**Exercise requirements**
Extract every line below that contains the word "Ansichten".
---
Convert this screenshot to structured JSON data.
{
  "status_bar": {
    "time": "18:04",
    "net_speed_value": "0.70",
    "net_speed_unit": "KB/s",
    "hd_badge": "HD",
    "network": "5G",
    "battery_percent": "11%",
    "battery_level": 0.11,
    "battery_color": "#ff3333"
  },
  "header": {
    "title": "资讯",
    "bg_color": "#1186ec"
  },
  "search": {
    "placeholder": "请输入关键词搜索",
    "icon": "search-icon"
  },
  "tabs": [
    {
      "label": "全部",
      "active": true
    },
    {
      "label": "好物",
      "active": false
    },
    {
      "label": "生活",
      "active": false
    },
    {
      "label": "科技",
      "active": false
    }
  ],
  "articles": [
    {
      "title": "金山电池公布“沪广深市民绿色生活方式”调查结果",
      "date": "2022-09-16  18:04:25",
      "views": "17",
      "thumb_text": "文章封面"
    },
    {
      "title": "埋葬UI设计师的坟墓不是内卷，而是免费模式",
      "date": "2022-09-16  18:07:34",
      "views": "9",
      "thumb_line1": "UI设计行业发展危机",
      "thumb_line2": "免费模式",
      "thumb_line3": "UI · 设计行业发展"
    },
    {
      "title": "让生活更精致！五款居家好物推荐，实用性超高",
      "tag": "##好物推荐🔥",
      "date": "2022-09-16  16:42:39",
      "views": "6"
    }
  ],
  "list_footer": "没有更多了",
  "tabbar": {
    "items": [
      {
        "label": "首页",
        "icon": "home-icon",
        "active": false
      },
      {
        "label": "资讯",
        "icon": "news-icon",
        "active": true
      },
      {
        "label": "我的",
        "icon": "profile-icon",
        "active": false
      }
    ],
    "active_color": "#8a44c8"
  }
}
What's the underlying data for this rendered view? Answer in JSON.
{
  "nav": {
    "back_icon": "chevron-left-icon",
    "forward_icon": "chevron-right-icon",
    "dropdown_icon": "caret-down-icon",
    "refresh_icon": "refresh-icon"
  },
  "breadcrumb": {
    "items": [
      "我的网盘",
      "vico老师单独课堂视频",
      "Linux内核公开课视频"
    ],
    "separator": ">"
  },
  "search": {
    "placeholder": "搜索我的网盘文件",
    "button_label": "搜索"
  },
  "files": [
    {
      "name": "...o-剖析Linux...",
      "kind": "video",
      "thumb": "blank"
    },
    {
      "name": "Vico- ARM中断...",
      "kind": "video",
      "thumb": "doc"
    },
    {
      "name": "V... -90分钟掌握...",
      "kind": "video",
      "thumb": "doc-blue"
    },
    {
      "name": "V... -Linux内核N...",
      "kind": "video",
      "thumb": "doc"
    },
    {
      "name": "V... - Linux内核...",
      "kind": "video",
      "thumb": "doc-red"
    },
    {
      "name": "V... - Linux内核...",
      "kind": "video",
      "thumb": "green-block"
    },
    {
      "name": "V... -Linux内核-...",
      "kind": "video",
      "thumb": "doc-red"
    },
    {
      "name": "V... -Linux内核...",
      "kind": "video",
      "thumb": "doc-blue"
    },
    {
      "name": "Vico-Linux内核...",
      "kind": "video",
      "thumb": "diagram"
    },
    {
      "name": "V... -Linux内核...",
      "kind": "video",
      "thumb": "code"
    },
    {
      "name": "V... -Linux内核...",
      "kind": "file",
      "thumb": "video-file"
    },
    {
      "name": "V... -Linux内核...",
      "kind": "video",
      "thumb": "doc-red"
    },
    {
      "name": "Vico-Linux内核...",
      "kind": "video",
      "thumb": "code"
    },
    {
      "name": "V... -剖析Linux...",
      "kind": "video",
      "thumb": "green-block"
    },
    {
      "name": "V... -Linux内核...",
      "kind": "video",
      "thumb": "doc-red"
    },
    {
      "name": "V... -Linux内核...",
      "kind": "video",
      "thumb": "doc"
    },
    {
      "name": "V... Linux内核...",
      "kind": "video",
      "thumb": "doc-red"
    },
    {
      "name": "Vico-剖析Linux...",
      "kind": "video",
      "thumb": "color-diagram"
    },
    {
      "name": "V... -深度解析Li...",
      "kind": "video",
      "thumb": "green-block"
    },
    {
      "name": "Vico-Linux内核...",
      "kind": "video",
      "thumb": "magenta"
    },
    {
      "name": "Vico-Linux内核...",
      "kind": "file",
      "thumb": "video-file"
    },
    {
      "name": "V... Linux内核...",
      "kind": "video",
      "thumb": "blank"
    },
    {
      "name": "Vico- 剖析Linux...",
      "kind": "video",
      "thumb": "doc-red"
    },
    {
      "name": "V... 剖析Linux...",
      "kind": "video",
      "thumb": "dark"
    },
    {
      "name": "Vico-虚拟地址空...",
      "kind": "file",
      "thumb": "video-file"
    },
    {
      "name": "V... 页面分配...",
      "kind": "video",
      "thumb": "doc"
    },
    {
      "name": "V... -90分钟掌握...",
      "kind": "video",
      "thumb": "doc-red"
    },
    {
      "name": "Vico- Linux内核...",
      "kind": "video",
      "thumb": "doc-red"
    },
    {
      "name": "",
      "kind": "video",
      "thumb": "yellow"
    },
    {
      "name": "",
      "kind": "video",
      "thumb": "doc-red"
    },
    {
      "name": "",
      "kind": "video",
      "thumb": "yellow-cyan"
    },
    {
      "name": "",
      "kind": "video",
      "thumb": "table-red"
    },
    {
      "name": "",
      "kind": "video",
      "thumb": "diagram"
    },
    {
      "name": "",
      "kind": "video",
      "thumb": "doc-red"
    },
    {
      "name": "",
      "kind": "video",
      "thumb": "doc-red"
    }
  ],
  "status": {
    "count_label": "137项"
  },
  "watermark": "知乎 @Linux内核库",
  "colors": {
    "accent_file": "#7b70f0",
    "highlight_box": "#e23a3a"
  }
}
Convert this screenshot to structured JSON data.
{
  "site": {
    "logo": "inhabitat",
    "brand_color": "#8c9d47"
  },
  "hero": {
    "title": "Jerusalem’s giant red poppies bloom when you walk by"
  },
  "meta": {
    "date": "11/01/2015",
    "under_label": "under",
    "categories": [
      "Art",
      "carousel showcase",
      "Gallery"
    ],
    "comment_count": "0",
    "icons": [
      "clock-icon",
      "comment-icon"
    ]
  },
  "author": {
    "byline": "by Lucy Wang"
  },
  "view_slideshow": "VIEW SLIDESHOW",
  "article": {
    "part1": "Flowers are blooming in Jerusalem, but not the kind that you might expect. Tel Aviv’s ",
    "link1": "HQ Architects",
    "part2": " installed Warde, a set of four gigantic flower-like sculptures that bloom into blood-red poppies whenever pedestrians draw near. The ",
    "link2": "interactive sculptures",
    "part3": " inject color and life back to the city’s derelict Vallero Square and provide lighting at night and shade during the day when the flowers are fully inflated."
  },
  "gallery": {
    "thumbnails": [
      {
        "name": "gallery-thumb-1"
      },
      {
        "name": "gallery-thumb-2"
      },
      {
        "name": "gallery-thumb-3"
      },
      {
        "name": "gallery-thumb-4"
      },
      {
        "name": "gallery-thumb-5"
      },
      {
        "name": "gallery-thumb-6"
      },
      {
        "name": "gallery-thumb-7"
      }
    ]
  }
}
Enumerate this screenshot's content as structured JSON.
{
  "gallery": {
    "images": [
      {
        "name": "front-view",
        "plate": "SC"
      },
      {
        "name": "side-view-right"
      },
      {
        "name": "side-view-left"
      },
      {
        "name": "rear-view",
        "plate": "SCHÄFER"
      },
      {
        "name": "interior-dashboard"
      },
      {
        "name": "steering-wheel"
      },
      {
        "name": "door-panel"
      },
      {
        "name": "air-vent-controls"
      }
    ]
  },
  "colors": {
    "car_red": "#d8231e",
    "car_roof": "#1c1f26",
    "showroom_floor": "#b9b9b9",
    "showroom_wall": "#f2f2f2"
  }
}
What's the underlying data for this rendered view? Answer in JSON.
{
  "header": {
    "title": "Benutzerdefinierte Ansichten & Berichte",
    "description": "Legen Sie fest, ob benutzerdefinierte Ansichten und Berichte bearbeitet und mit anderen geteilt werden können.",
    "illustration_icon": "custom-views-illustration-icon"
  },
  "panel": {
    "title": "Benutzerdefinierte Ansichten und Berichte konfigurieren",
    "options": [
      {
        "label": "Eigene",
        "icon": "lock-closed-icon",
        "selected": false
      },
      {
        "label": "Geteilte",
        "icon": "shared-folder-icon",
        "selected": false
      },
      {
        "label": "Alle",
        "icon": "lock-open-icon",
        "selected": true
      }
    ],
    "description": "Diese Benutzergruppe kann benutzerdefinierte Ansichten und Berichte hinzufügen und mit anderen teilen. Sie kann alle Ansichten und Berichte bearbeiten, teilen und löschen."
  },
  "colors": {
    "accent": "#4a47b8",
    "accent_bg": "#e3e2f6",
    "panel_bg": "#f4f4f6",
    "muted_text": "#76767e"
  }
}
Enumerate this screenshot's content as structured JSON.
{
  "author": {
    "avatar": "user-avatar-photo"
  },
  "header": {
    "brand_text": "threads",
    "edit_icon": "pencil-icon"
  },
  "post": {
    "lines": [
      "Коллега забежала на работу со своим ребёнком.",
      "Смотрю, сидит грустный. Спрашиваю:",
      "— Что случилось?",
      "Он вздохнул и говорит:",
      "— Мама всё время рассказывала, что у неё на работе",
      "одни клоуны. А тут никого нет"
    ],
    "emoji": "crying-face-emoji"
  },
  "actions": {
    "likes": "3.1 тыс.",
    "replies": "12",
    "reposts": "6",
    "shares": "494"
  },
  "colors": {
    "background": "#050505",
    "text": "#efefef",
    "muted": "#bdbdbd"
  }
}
---
**Finished exercise**
    "title": "Benutzerdefinierte Ansichten & Berichte",
    "description": "Legen Sie fest, ob benutzerdefinierte Ansichten und Berichte bearbeitet und mit anderen geteilt werden können.",
    "title": "Benutzerdefinierte Ansichten und Berichte konfigurieren",
    "description": "Diese Benutzergruppe kann benutzerdefinierte Ansichten und Berichte hinzufügen und mit anderen teilen. Sie kann alle Ansichten und Berichte bearbeiten, teilen und löschen."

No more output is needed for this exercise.